▸ BRIEF
Exactly as written, please set down all of the entries again, with no pictures.
[START OF INPUT]
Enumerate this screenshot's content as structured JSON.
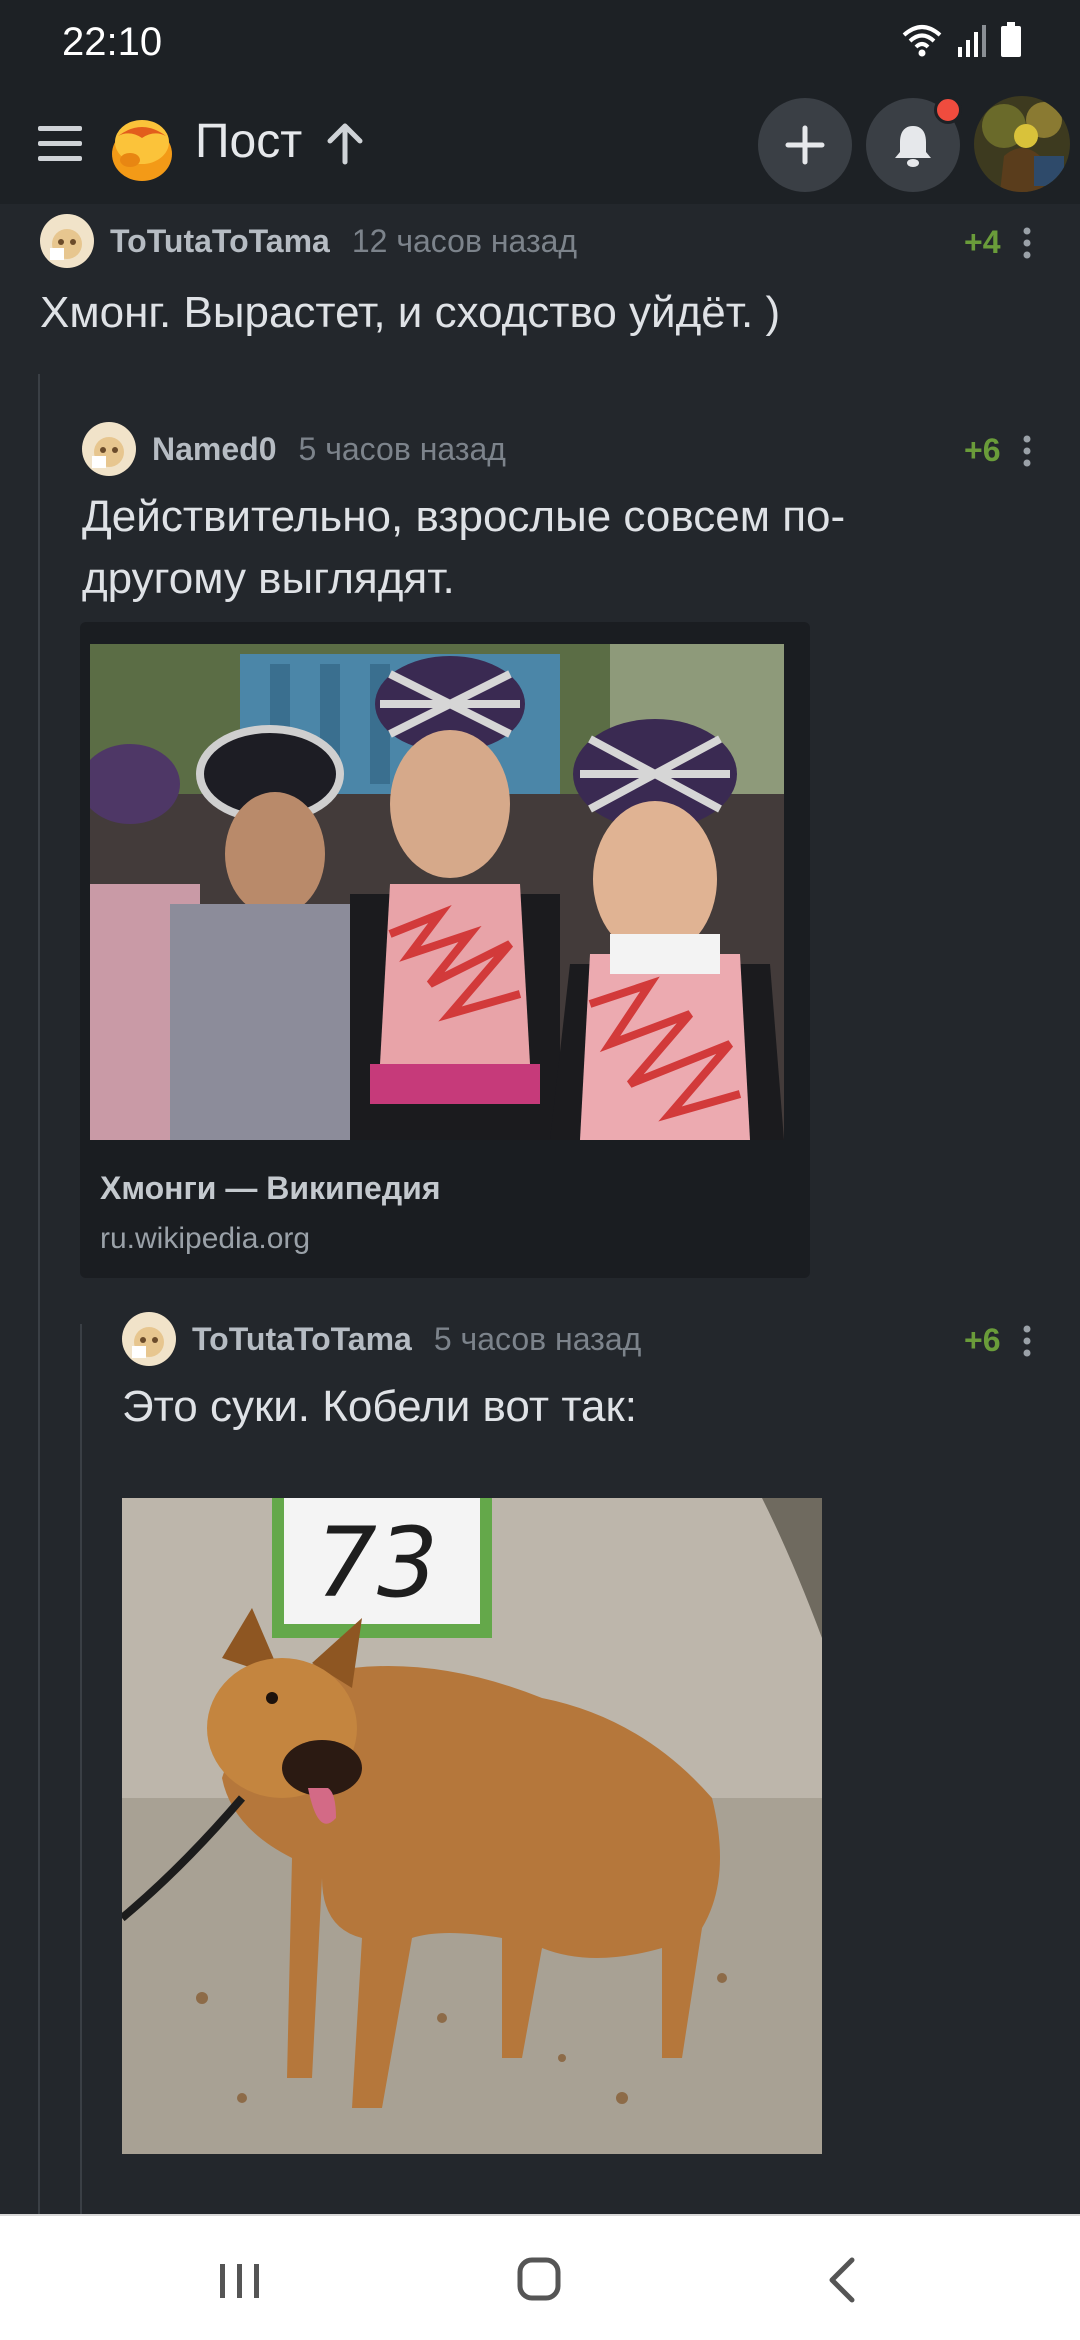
{
  "status_bar": {
    "time": "22:10"
  },
  "header": {
    "title": "Пост"
  },
  "comments": [
    {
      "user": "ToTutaToTama",
      "time": "12 часов назад",
      "rating": "+4",
      "text": "Хмонг. Вырастет, и сходство уйдёт. )"
    },
    {
      "user": "Named0",
      "time": "5 часов назад",
      "rating": "+6",
      "text_line1": "Действительно, взрослые совсем по-",
      "text_line2": "другому выглядят.",
      "link": {
        "title": "Хмонги — Википедия",
        "domain": "ru.wikipedia.org"
      }
    },
    {
      "user": "ToTutaToTama",
      "time": "5 часов назад",
      "rating": "+6",
      "text": "Это суки. Кобели вот так:",
      "image_sign": "73"
    }
  ],
  "colors": {
    "background": "#23272c",
    "header": "#1d2125",
    "rating": "#6a9c3a",
    "notification": "#f04c3e"
  },
  "icons": [
    "menu-icon",
    "pikabu-logo-icon",
    "arrow-up-icon",
    "plus-icon",
    "bell-icon",
    "more-icon",
    "recent-apps-icon",
    "home-icon",
    "back-icon"
  ]
}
[END OF INPUT]
▸ COMPLETE RESPONSE
Enumerate this screenshot's content as structured JSON.
{
  "status_bar": {
    "time": "22:10"
  },
  "header": {
    "title": "Пост"
  },
  "comments": [
    {
      "user": "ToTutaToTama",
      "time": "12 часов назад",
      "rating": "+4",
      "text": "Хмонг. Вырастет, и сходство уйдёт. )"
    },
    {
      "user": "Named0",
      "time": "5 часов назад",
      "rating": "+6",
      "text_line1": "Действительно, взрослые совсем по-",
      "text_line2": "другому выглядят.",
      "link": {
        "title": "Хмонги — Википедия",
        "domain": "ru.wikipedia.org"
      }
    },
    {
      "user": "ToTutaToTama",
      "time": "5 часов назад",
      "rating": "+6",
      "text": "Это суки. Кобели вот так:",
      "image_sign": "73"
    }
  ],
  "colors": {
    "background": "#23272c",
    "header": "#1d2125",
    "rating": "#6a9c3a",
    "notification": "#f04c3e"
  },
  "icons": [
    "menu-icon",
    "pikabu-logo-icon",
    "arrow-up-icon",
    "plus-icon",
    "bell-icon",
    "more-icon",
    "recent-apps-icon",
    "home-icon",
    "back-icon"
  ]
}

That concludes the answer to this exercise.